■ What is needed
Print the data exactly, leaving nothing out.

## START Provided data

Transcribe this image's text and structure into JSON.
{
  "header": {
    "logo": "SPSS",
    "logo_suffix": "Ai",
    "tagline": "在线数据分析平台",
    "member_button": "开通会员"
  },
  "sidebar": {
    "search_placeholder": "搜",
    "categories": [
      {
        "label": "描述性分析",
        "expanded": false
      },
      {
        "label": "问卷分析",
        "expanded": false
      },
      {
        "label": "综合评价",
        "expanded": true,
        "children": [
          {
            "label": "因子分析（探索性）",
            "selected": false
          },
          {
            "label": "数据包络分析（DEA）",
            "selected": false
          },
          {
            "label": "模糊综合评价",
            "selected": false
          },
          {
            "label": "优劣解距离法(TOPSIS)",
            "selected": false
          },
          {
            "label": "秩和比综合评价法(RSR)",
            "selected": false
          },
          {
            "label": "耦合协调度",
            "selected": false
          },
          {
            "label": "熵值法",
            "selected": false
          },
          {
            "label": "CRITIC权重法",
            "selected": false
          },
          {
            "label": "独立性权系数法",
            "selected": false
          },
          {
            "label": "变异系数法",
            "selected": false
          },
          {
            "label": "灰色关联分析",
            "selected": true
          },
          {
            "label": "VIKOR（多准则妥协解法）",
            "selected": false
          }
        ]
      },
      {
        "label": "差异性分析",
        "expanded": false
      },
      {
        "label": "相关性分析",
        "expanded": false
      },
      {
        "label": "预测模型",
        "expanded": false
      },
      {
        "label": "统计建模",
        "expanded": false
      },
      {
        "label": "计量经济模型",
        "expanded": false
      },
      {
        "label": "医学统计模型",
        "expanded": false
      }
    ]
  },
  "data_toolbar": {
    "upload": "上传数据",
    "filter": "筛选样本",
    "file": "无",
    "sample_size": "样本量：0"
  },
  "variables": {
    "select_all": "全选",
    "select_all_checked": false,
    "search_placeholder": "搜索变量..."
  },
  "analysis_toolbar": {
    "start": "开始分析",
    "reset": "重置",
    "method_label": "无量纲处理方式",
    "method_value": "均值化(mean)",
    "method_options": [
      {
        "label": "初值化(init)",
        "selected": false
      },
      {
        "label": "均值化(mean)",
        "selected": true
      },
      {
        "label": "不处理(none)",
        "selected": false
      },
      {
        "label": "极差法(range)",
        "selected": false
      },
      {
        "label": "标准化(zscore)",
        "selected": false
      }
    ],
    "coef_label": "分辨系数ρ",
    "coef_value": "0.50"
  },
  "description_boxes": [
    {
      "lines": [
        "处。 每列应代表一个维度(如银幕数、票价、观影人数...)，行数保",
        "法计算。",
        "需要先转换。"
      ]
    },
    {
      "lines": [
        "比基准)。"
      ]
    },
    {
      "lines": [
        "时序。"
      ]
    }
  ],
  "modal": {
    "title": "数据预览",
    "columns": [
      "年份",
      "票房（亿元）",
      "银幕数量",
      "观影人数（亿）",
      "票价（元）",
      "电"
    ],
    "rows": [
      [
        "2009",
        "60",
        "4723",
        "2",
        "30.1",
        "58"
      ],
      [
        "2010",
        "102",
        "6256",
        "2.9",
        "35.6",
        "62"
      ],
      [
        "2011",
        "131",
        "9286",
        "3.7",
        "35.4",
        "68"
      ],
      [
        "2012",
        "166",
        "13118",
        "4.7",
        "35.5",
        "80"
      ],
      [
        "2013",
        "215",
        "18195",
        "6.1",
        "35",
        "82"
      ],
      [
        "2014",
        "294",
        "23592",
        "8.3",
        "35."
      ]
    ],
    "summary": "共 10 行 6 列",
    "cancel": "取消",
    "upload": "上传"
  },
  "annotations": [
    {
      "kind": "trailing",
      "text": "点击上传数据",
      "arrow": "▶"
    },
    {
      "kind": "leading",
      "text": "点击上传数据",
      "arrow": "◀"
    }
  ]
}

## END Provided data

■ Written reply
Transcribe this image's text and structure into JSON.
{
  "header": {
    "logo": "SPSS",
    "logo_suffix": "Ai",
    "tagline": "在线数据分析平台",
    "member_button": "开通会员"
  },
  "sidebar": {
    "search_placeholder": "搜",
    "categories": [
      {
        "label": "描述性分析",
        "expanded": false
      },
      {
        "label": "问卷分析",
        "expanded": false
      },
      {
        "label": "综合评价",
        "expanded": true,
        "children": [
          {
            "label": "因子分析（探索性）",
            "selected": false
          },
          {
            "label": "数据包络分析（DEA）",
            "selected": false
          },
          {
            "label": "模糊综合评价",
            "selected": false
          },
          {
            "label": "优劣解距离法(TOPSIS)",
            "selected": false
          },
          {
            "label": "秩和比综合评价法(RSR)",
            "selected": false
          },
          {
            "label": "耦合协调度",
            "selected": false
          },
          {
            "label": "熵值法",
            "selected": false
          },
          {
            "label": "CRITIC权重法",
            "selected": false
          },
          {
            "label": "独立性权系数法",
            "selected": false
          },
          {
            "label": "变异系数法",
            "selected": false
          },
          {
            "label": "灰色关联分析",
            "selected": true
          },
          {
            "label": "VIKOR（多准则妥协解法）",
            "selected": false
          }
        ]
      },
      {
        "label": "差异性分析",
        "expanded": false
      },
      {
        "label": "相关性分析",
        "expanded": false
      },
      {
        "label": "预测模型",
        "expanded": false
      },
      {
        "label": "统计建模",
        "expanded": false
      },
      {
        "label": "计量经济模型",
        "expanded": false
      },
      {
        "label": "医学统计模型",
        "expanded": false
      }
    ]
  },
  "data_toolbar": {
    "upload": "上传数据",
    "filter": "筛选样本",
    "file": "无",
    "sample_size": "样本量：0"
  },
  "variables": {
    "select_all": "全选",
    "select_all_checked": false,
    "search_placeholder": "搜索变量..."
  },
  "analysis_toolbar": {
    "start": "开始分析",
    "reset": "重置",
    "method_label": "无量纲处理方式",
    "method_value": "均值化(mean)",
    "method_options": [
      {
        "label": "初值化(init)",
        "selected": false
      },
      {
        "label": "均值化(mean)",
        "selected": true
      },
      {
        "label": "不处理(none)",
        "selected": false
      },
      {
        "label": "极差法(range)",
        "selected": false
      },
      {
        "label": "标准化(zscore)",
        "selected": false
      }
    ],
    "coef_label": "分辨系数ρ",
    "coef_value": "0.50"
  },
  "description_boxes": [
    {
      "lines": [
        "处。 每列应代表一个维度(如银幕数、票价、观影人数...)，行数保",
        "法计算。",
        "需要先转换。"
      ]
    },
    {
      "lines": [
        "比基准)。"
      ]
    },
    {
      "lines": [
        "时序。"
      ]
    }
  ],
  "modal": {
    "title": "数据预览",
    "columns": [
      "年份",
      "票房（亿元）",
      "银幕数量",
      "观影人数（亿）",
      "票价（元）",
      "电"
    ],
    "rows": [
      [
        "2009",
        "60",
        "4723",
        "2",
        "30.1",
        "58"
      ],
      [
        "2010",
        "102",
        "6256",
        "2.9",
        "35.6",
        "62"
      ],
      [
        "2011",
        "131",
        "9286",
        "3.7",
        "35.4",
        "68"
      ],
      [
        "2012",
        "166",
        "13118",
        "4.7",
        "35.5",
        "80"
      ],
      [
        "2013",
        "215",
        "18195",
        "6.1",
        "35",
        "82"
      ],
      [
        "2014",
        "294",
        "23592",
        "8.3",
        "35."
      ]
    ],
    "summary": "共 10 行 6 列",
    "cancel": "取消",
    "upload": "上传"
  },
  "annotations": [
    {
      "kind": "trailing",
      "text": "点击上传数据",
      "arrow": "▶"
    },
    {
      "kind": "leading",
      "text": "点击上传数据",
      "arrow": "◀"
    }
  ]
}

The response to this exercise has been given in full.